§ TASK TO CARRY OUT: Check each line for the string "title". Give only the count of lines that have it.
+===+
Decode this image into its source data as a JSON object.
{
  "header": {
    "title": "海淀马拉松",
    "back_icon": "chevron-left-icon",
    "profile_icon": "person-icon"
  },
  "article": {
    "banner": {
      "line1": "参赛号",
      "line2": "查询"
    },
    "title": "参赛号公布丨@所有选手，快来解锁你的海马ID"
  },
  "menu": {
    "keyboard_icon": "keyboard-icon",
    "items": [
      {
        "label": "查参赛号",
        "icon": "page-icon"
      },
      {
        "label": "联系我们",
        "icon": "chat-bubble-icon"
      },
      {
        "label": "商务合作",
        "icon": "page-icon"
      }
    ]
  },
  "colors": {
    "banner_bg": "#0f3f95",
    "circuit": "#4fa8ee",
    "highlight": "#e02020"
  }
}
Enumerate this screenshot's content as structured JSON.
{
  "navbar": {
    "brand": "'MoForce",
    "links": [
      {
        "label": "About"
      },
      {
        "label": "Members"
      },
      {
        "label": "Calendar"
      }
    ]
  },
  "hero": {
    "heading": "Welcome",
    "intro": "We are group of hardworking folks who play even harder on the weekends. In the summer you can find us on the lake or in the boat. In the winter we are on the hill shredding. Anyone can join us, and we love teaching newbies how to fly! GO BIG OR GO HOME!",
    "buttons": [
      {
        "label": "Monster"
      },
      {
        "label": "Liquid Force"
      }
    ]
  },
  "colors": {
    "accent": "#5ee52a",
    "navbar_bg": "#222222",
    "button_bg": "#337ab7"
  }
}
+===+
§ EXERCISE SOLUTION: 2